### Task statement
Restate all of the data exactly.

### Data records

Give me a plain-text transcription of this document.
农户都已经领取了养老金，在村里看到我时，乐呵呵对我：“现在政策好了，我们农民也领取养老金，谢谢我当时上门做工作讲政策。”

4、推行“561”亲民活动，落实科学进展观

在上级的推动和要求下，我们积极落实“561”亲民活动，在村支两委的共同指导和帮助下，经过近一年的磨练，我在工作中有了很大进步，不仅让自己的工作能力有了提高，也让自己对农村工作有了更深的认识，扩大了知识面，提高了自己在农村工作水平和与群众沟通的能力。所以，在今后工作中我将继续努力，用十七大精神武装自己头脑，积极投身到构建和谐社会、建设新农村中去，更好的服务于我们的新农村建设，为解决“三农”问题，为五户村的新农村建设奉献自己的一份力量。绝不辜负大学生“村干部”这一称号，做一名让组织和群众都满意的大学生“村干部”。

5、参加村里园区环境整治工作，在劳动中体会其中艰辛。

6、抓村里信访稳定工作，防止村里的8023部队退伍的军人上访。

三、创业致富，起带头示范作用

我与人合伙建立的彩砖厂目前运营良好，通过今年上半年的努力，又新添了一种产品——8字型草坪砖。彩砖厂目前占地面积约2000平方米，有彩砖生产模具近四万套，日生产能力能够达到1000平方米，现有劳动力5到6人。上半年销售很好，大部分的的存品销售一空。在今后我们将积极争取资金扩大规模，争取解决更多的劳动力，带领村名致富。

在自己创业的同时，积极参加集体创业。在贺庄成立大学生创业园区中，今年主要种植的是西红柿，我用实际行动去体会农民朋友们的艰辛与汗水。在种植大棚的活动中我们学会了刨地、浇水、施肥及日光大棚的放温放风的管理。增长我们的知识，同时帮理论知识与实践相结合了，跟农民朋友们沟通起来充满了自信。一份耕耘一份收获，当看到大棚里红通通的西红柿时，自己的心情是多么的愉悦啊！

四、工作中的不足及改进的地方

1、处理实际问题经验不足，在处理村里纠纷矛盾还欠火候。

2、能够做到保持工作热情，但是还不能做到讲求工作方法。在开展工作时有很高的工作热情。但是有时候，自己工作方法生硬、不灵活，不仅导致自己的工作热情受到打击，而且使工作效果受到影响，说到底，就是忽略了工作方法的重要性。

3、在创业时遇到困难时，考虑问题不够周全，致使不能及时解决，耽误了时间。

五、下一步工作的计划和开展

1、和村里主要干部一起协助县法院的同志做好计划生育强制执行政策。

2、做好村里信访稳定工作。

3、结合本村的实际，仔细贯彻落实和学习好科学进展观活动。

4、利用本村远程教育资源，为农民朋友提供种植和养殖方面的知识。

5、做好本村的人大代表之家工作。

### Task answer
Give me a plain-text transcription of this document.
农户都已经领取了养老金，在村里看到我时，乐呵呵对我：“现在政策好了，我们农民也领取养老金，谢谢我当时上门做工作讲政策。”

4、推行“561”亲民活动，落实科学进展观

在上级的推动和要求下，我们积极落实“561”亲民活动，在村支两委的共同指导和帮助下，经过近一年的磨练，我在工作中有了很大进步，不仅让自己的工作能力有了提高，也让自己对农村工作有了更深的认识，扩大了知识面，提高了自己在农村工作水平和与群众沟通的能力。所以，在今后工作中我将继续努力，用十七大精神武装自己头脑，积极投身到构建和谐社会、建设新农村中去，更好的服务于我们的新农村建设，为解决“三农”问题，为五户村的新农村建设奉献自己的一份力量。绝不辜负大学生“村干部”这一称号，做一名让组织和群众都满意的大学生“村干部”。

5、参加村里园区环境整治工作，在劳动中体会其中艰辛。

6、抓村里信访稳定工作，防止村里的8023部队退伍的军人上访。

三、创业致富，起带头示范作用

我与人合伙建立的彩砖厂目前运营良好，通过今年上半年的努力，又新添了一种产品——8字型草坪砖。彩砖厂目前占地面积约2000平方米，有彩砖生产模具近四万套，日生产能力能够达到1000平方米，现有劳动力5到6人。上半年销售很好，大部分的的存品销售一空。在今后我们将积极争取资金扩大规模，争取解决更多的劳动力，带领村名致富。

在自己创业的同时，积极参加集体创业。在贺庄成立大学生创业园区中，今年主要种植的是西红柿，我用实际行动去体会农民朋友们的艰辛与汗水。在种植大棚的活动中我们学会了刨地、浇水、施肥及日光大棚的放温放风的管理。增长我们的知识，同时帮理论知识与实践相结合了，跟农民朋友们沟通起来充满了自信。一份耕耘一份收获，当看到大棚里红通通的西红柿时，自己的心情是多么的愉悦啊！

四、工作中的不足及改进的地方

1、处理实际问题经验不足，在处理村里纠纷矛盾还欠火候。

2、能够做到保持工作热情，但是还不能做到讲求工作方法。在开展工作时有很高的工作热情。但是有时候，自己工作方法生硬、不灵活，不仅导致自己的工作热情受到打击，而且使工作效果受到影响，说到底，就是忽略了工作方法的重要性。

3、在创业时遇到困难时，考虑问题不够周全，致使不能及时解决，耽误了时间。

五、下一步工作的计划和开展

1、和村里主要干部一起协助县法院的同志做好计划生育强制执行政策。

2、做好村里信访稳定工作。

3、结合本村的实际，仔细贯彻落实和学习好科学进展观活动。

4、利用本村远程教育资源，为农民朋友提供种植和养殖方面的知识。

5、做好本村的人大代表之家工作。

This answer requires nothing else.